• Problem details
Give the listing again exactly, omitting its images.

(Figure record listings)

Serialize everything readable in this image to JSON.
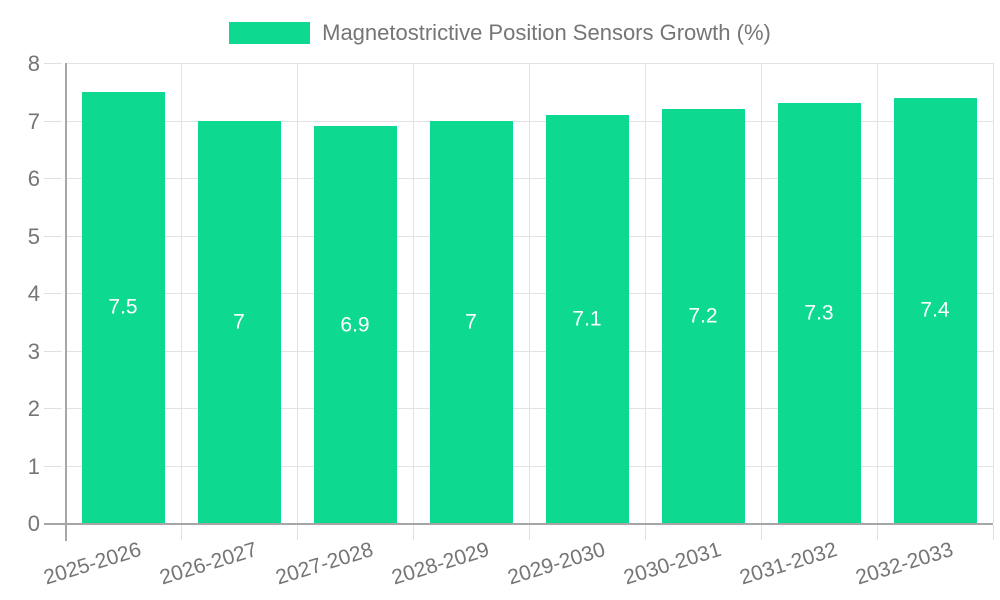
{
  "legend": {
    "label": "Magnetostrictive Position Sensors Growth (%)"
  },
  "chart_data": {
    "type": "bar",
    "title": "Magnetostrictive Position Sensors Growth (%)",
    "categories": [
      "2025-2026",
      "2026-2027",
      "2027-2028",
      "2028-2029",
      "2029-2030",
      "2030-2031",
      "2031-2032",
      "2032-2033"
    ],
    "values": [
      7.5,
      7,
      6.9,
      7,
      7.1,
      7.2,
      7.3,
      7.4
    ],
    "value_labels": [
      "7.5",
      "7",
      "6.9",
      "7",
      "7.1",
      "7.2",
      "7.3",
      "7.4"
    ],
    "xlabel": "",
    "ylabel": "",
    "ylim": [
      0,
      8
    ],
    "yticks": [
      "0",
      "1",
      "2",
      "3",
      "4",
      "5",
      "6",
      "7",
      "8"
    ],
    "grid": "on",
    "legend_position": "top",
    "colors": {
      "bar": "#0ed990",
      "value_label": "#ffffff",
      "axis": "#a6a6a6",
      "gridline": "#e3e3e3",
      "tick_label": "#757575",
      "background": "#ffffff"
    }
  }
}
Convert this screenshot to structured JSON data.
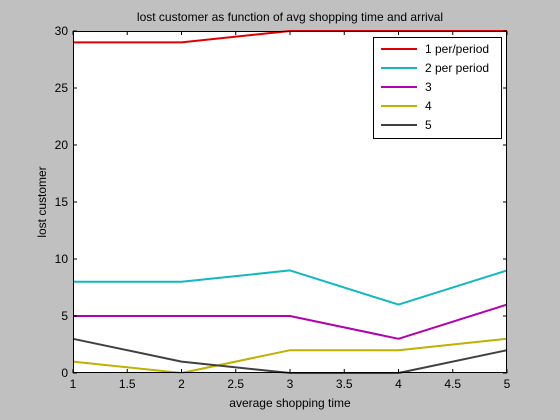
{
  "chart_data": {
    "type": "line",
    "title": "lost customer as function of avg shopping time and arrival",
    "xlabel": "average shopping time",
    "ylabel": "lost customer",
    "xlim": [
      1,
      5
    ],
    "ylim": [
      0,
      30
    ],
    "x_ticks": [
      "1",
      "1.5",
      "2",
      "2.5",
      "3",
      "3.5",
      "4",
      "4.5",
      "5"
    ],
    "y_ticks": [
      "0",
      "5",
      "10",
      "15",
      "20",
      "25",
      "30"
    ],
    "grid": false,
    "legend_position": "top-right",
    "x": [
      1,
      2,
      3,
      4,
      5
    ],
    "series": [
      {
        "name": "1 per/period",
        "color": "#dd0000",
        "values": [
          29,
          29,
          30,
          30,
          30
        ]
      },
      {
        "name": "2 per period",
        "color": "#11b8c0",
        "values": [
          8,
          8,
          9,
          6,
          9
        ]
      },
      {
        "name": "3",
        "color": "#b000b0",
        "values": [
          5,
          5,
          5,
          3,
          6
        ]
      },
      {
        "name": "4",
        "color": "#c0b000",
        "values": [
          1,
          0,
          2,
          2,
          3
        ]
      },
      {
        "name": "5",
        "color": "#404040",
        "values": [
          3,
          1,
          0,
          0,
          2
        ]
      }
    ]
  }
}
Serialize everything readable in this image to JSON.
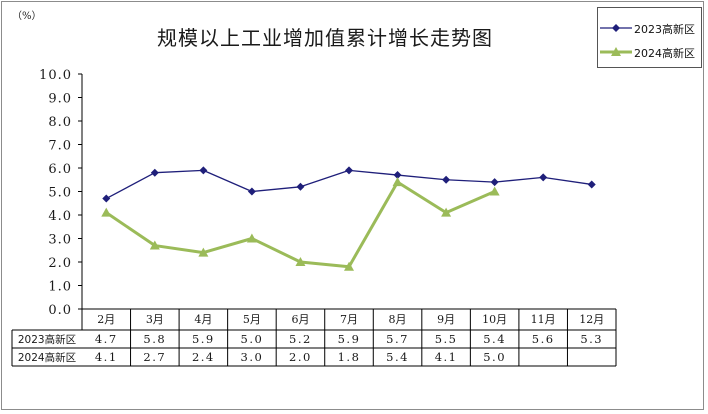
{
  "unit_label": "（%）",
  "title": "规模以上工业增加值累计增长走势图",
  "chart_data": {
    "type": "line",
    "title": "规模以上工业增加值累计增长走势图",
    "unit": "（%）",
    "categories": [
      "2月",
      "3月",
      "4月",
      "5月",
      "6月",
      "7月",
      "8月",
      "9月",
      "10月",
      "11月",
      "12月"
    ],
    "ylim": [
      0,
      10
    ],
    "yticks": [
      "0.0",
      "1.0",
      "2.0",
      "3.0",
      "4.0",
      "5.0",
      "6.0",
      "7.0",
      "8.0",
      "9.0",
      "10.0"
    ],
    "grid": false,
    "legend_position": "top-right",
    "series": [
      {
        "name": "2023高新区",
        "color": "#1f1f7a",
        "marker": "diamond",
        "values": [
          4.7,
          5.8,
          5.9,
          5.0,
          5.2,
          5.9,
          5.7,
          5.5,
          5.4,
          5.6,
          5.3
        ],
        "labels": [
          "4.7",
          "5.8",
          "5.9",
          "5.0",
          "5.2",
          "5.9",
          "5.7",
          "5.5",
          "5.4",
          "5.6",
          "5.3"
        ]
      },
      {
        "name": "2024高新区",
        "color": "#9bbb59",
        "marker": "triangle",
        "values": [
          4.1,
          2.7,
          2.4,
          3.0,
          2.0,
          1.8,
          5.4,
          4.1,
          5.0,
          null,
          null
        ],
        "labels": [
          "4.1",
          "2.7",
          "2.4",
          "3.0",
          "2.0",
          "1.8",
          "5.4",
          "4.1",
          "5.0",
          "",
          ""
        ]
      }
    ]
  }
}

• Output
Serialize everything readable in this image to JSON.
{
  "legend": {
    "label": "Magnetostrictive Position Sensors Growth (%)"
  },
  "chart_data": {
    "type": "bar",
    "title": "Magnetostrictive Position Sensors Growth (%)",
    "categories": [
      "2025-2026",
      "2026-2027",
      "2027-2028",
      "2028-2029",
      "2029-2030",
      "2030-2031",
      "2031-2032",
      "2032-2033"
    ],
    "values": [
      7.5,
      7,
      6.9,
      7,
      7.1,
      7.2,
      7.3,
      7.4
    ],
    "value_labels": [
      "7.5",
      "7",
      "6.9",
      "7",
      "7.1",
      "7.2",
      "7.3",
      "7.4"
    ],
    "xlabel": "",
    "ylabel": "",
    "ylim": [
      0,
      8
    ],
    "yticks": [
      "0",
      "1",
      "2",
      "3",
      "4",
      "5",
      "6",
      "7",
      "8"
    ],
    "grid": "on",
    "legend_position": "top",
    "colors": {
      "bar": "#0ed990",
      "value_label": "#ffffff",
      "axis": "#a6a6a6",
      "gridline": "#e3e3e3",
      "tick_label": "#757575",
      "background": "#ffffff"
    }
  }
}
Convert this screenshot to structured JSON data.
{
  "chart_data": {
    "type": "line",
    "title": "lost customer as function of avg shopping time and arrival",
    "xlabel": "average shopping time",
    "ylabel": "lost customer",
    "xlim": [
      1,
      5
    ],
    "ylim": [
      0,
      30
    ],
    "x_ticks": [
      "1",
      "1.5",
      "2",
      "2.5",
      "3",
      "3.5",
      "4",
      "4.5",
      "5"
    ],
    "y_ticks": [
      "0",
      "5",
      "10",
      "15",
      "20",
      "25",
      "30"
    ],
    "grid": false,
    "legend_position": "top-right",
    "x": [
      1,
      2,
      3,
      4,
      5
    ],
    "series": [
      {
        "name": "1 per/period",
        "color": "#dd0000",
        "values": [
          29,
          29,
          30,
          30,
          30
        ]
      },
      {
        "name": "2 per period",
        "color": "#11b8c0",
        "values": [
          8,
          8,
          9,
          6,
          9
        ]
      },
      {
        "name": "3",
        "color": "#b000b0",
        "values": [
          5,
          5,
          5,
          3,
          6
        ]
      },
      {
        "name": "4",
        "color": "#c0b000",
        "values": [
          1,
          0,
          2,
          2,
          3
        ]
      },
      {
        "name": "5",
        "color": "#404040",
        "values": [
          3,
          1,
          0,
          0,
          2
        ]
      }
    ]
  }
}
Serialize everything readable in this image to JSON.
{
  "unit_label": "（%）",
  "title": "规模以上工业增加值累计增长走势图",
  "chart_data": {
    "type": "line",
    "title": "规模以上工业增加值累计增长走势图",
    "unit": "（%）",
    "categories": [
      "2月",
      "3月",
      "4月",
      "5月",
      "6月",
      "7月",
      "8月",
      "9月",
      "10月",
      "11月",
      "12月"
    ],
    "ylim": [
      0,
      10
    ],
    "yticks": [
      "0.0",
      "1.0",
      "2.0",
      "3.0",
      "4.0",
      "5.0",
      "6.0",
      "7.0",
      "8.0",
      "9.0",
      "10.0"
    ],
    "grid": false,
    "legend_position": "top-right",
    "series": [
      {
        "name": "2023高新区",
        "color": "#1f1f7a",
        "marker": "diamond",
        "values": [
          4.7,
          5.8,
          5.9,
          5.0,
          5.2,
          5.9,
          5.7,
          5.5,
          5.4,
          5.6,
          5.3
        ],
        "labels": [
          "4.7",
          "5.8",
          "5.9",
          "5.0",
          "5.2",
          "5.9",
          "5.7",
          "5.5",
          "5.4",
          "5.6",
          "5.3"
        ]
      },
      {
        "name": "2024高新区",
        "color": "#9bbb59",
        "marker": "triangle",
        "values": [
          4.1,
          2.7,
          2.4,
          3.0,
          2.0,
          1.8,
          5.4,
          4.1,
          5.0,
          null,
          null
        ],
        "labels": [
          "4.1",
          "2.7",
          "2.4",
          "3.0",
          "2.0",
          "1.8",
          "5.4",
          "4.1",
          "5.0",
          "",
          ""
        ]
      }
    ]
  }
}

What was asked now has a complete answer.